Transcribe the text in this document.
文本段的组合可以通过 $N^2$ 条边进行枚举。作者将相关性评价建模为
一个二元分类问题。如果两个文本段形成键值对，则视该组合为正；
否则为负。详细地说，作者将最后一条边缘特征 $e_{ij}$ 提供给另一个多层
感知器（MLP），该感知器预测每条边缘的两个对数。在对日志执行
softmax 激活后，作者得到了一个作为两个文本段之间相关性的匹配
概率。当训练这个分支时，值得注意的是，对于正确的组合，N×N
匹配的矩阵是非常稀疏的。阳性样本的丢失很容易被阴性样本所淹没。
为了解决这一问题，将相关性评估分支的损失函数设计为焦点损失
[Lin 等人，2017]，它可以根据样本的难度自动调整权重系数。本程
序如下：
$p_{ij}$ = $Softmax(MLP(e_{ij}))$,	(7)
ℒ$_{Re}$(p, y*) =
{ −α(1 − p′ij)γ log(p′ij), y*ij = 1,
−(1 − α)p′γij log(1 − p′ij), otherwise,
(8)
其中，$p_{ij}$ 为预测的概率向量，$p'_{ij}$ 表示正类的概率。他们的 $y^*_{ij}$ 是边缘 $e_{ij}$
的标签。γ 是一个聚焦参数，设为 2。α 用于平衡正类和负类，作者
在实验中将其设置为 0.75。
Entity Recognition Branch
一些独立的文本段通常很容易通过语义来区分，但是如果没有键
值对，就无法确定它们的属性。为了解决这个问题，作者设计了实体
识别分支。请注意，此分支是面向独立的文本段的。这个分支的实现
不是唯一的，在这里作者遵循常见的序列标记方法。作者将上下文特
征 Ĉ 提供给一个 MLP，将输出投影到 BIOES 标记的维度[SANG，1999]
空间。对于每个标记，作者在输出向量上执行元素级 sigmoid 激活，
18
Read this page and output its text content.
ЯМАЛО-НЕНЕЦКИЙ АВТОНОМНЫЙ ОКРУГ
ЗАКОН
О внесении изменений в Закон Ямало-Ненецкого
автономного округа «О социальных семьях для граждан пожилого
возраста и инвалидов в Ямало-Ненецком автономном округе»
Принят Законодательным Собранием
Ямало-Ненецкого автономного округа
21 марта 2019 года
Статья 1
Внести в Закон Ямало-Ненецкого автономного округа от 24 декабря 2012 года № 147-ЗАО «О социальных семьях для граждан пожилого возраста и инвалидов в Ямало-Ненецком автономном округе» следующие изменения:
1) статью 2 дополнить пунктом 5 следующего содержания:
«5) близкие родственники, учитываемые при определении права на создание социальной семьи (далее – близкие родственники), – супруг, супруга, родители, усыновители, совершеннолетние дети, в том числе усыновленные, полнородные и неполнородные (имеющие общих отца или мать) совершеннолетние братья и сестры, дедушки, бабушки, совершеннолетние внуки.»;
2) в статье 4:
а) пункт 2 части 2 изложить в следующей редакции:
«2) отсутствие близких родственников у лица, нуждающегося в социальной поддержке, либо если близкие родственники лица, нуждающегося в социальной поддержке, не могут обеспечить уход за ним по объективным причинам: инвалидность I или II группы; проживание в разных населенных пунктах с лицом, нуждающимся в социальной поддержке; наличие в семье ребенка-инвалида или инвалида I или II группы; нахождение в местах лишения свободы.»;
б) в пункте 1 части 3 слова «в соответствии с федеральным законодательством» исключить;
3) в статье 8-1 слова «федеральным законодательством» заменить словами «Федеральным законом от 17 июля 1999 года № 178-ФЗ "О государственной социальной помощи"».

____________________

Work to do. Using the material above, copy every line in which the string "text" occurs.

Solution for this exercise.
Transcribe the text in this document.
Read this page and output its text content.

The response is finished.